(Records from a collection of figures)

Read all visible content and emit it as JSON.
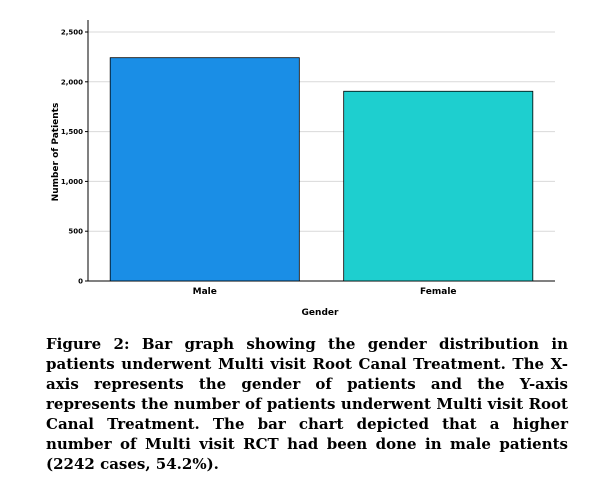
{
  "chart_data": {
    "type": "bar",
    "categories": [
      "Male",
      "Female"
    ],
    "values": [
      2242,
      1905
    ],
    "colors": [
      "#1a8ee6",
      "#1ecfcf"
    ],
    "xlabel": "Gender",
    "ylabel": "Number of Patients",
    "ylim": [
      0,
      2500
    ],
    "yticks": [
      0,
      500,
      1000,
      1500,
      2000,
      2500
    ],
    "ytick_labels": [
      "0",
      "500",
      "1,000",
      "1,500",
      "2,000",
      "2,500"
    ],
    "grid": true
  },
  "caption": "Figure 2: Bar graph showing the gender distribution in patients underwent Multi visit Root Canal Treatment. The X-axis represents the gender of patients and the Y-axis represents the number of patients underwent Multi visit Root Canal Treatment. The bar chart depicted that a higher number of Multi visit RCT had been done in male patients (2242 cases, 54.2%)."
}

PROMPT: Return every line above verbatim, pictures excluded.

RESULT:
Read all visible content and emit it as JSON.
{
  "chart_data": {
    "type": "bar",
    "categories": [
      "Male",
      "Female"
    ],
    "values": [
      2242,
      1905
    ],
    "colors": [
      "#1a8ee6",
      "#1ecfcf"
    ],
    "xlabel": "Gender",
    "ylabel": "Number of Patients",
    "ylim": [
      0,
      2500
    ],
    "yticks": [
      0,
      500,
      1000,
      1500,
      2000,
      2500
    ],
    "ytick_labels": [
      "0",
      "500",
      "1,000",
      "1,500",
      "2,000",
      "2,500"
    ],
    "grid": true
  },
  "caption": "Figure 2: Bar graph showing the gender distribution in patients underwent Multi visit Root Canal Treatment. The X-axis represents the gender of patients and the Y-axis represents the number of patients underwent Multi visit Root Canal Treatment. The bar chart depicted that a higher number of Multi visit RCT had been done in male patients (2242 cases, 54.2%)."
}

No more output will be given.